● AVAILABLE RECORDS:

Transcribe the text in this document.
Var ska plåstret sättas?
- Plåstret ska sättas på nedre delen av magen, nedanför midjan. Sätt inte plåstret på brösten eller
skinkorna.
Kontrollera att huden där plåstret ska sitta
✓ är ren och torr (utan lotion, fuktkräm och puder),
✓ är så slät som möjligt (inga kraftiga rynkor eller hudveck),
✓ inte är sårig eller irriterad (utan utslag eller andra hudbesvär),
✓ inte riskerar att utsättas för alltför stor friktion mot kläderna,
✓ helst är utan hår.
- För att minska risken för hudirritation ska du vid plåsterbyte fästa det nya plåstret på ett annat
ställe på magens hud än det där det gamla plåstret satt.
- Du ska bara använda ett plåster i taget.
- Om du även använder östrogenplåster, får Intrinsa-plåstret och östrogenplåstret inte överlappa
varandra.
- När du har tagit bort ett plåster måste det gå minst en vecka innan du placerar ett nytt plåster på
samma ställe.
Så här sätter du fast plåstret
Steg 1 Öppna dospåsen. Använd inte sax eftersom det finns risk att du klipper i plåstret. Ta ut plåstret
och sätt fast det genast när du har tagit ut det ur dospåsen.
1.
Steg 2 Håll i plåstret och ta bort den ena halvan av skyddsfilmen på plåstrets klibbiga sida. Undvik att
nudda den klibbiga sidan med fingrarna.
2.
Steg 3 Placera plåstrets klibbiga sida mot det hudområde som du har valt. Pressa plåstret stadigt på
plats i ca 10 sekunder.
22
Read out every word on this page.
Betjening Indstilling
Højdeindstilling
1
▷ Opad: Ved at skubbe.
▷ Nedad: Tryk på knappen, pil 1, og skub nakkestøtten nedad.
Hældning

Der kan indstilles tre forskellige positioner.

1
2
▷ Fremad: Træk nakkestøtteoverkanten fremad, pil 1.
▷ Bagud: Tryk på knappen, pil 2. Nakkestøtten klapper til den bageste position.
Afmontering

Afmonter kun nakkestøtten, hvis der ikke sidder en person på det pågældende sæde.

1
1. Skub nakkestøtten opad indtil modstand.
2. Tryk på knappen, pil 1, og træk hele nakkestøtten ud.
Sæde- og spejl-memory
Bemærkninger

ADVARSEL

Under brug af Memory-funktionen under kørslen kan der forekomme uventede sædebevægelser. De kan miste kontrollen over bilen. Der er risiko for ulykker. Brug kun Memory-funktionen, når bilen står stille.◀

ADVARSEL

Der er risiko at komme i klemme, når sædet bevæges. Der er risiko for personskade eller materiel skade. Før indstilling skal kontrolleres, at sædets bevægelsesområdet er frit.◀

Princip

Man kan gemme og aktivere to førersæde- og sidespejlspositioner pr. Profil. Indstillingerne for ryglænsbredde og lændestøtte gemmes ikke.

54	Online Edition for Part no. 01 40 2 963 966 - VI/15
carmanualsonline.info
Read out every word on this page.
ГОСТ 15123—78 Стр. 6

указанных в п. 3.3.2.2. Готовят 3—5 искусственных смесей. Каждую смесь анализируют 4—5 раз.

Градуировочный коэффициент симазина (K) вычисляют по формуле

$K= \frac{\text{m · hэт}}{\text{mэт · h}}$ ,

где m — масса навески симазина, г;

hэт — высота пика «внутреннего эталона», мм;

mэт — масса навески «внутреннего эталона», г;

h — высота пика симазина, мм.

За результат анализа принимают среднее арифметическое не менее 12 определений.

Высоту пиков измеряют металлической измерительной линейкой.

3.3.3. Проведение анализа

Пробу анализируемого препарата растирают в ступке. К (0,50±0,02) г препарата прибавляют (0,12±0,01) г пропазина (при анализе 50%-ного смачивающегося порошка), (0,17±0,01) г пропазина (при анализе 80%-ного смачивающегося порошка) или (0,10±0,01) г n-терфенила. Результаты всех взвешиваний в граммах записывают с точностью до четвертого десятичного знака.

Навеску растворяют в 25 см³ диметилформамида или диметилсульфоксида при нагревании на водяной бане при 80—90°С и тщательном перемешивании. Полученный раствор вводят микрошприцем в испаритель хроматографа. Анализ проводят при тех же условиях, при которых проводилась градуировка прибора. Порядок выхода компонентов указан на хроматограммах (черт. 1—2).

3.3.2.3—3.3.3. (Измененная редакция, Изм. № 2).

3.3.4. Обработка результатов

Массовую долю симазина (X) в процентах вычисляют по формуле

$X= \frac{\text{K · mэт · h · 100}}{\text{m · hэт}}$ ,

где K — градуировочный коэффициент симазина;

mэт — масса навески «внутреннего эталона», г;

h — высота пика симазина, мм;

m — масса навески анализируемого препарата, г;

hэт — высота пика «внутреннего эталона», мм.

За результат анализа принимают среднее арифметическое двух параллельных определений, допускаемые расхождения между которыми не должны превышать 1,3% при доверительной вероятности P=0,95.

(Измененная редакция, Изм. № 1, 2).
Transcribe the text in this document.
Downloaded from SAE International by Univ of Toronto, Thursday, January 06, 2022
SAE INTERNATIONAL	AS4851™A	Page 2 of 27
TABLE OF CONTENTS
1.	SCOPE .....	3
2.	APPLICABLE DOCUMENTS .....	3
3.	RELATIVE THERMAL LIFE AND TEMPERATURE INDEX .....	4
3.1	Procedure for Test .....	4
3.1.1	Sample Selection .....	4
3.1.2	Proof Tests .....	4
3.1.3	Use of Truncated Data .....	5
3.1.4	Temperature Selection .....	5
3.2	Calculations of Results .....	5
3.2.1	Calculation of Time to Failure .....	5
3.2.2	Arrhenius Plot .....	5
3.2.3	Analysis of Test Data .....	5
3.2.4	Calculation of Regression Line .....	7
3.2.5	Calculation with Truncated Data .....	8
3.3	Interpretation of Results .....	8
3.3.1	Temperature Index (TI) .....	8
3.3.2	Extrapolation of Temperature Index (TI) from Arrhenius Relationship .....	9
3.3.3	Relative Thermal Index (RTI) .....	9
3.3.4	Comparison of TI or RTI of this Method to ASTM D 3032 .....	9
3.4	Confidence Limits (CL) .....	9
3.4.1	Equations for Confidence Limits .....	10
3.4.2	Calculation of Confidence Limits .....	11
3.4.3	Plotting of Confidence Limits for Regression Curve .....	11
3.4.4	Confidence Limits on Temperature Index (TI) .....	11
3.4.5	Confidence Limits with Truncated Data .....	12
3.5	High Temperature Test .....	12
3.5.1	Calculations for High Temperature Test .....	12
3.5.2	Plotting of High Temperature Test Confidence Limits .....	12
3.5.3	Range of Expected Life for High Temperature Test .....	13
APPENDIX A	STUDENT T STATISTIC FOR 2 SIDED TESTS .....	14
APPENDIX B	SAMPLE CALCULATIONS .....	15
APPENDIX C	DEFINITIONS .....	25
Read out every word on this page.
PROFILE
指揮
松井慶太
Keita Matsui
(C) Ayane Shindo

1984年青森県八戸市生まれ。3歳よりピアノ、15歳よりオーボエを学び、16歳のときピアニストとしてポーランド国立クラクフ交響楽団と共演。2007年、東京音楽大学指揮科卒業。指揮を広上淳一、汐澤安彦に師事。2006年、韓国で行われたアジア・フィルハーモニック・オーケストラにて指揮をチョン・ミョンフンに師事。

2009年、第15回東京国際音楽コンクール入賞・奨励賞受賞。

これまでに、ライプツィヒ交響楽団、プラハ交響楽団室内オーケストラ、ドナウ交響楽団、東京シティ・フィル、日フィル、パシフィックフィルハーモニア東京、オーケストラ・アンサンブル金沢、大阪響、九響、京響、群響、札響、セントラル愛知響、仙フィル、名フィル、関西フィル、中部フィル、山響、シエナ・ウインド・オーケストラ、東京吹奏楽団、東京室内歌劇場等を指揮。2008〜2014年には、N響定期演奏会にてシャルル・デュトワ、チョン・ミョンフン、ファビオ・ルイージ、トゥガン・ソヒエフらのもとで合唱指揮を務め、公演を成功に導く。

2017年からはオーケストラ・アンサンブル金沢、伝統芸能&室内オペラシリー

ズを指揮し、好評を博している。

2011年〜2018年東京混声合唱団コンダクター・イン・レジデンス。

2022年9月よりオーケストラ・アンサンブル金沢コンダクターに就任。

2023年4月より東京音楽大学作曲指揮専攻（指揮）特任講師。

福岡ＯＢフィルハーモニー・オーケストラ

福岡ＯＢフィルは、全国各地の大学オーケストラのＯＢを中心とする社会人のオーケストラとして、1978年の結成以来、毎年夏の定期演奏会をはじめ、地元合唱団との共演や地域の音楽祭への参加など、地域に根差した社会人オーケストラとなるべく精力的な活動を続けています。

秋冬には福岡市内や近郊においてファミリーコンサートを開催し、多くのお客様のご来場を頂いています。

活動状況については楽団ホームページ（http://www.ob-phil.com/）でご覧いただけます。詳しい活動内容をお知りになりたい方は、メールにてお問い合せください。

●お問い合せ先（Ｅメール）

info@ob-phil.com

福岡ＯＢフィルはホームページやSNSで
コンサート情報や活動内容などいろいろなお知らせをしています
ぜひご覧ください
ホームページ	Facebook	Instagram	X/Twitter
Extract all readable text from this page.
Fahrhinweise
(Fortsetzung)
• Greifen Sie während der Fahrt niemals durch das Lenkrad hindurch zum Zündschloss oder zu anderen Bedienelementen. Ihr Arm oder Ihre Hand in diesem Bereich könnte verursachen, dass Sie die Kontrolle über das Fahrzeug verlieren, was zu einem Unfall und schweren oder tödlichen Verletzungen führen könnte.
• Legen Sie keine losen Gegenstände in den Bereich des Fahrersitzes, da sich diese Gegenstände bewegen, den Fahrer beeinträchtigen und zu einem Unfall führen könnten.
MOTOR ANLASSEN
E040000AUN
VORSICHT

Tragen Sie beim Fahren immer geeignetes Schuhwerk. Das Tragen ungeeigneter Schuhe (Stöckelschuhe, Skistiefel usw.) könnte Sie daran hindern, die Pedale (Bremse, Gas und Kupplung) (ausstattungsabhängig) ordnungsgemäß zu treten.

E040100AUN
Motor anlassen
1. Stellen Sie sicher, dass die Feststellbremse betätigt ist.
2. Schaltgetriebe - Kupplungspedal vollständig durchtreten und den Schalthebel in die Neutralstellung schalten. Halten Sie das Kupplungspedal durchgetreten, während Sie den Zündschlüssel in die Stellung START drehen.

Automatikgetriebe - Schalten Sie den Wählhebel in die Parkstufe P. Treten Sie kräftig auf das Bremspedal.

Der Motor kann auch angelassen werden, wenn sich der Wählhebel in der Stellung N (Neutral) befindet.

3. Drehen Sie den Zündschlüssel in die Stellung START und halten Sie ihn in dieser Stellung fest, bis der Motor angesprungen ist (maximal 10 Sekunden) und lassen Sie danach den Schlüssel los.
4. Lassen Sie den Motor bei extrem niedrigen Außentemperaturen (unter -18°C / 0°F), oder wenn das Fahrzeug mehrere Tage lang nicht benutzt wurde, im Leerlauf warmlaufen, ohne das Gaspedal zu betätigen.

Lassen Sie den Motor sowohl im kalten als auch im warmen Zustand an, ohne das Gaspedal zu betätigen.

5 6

● WHAT YOU WILL DO:
Where a line in the material above holds "анализа", copy that line.

● WORKED ANSWER:
За результат анализа принимают среднее арифметическое не менее 12 определений.
3.3.3. Проведение анализа
За результат анализа принимают среднее арифметическое двух параллельных определений, допускаемые расхождения между которыми не должны превышать 1,3% при доверительной вероятности P=0,95.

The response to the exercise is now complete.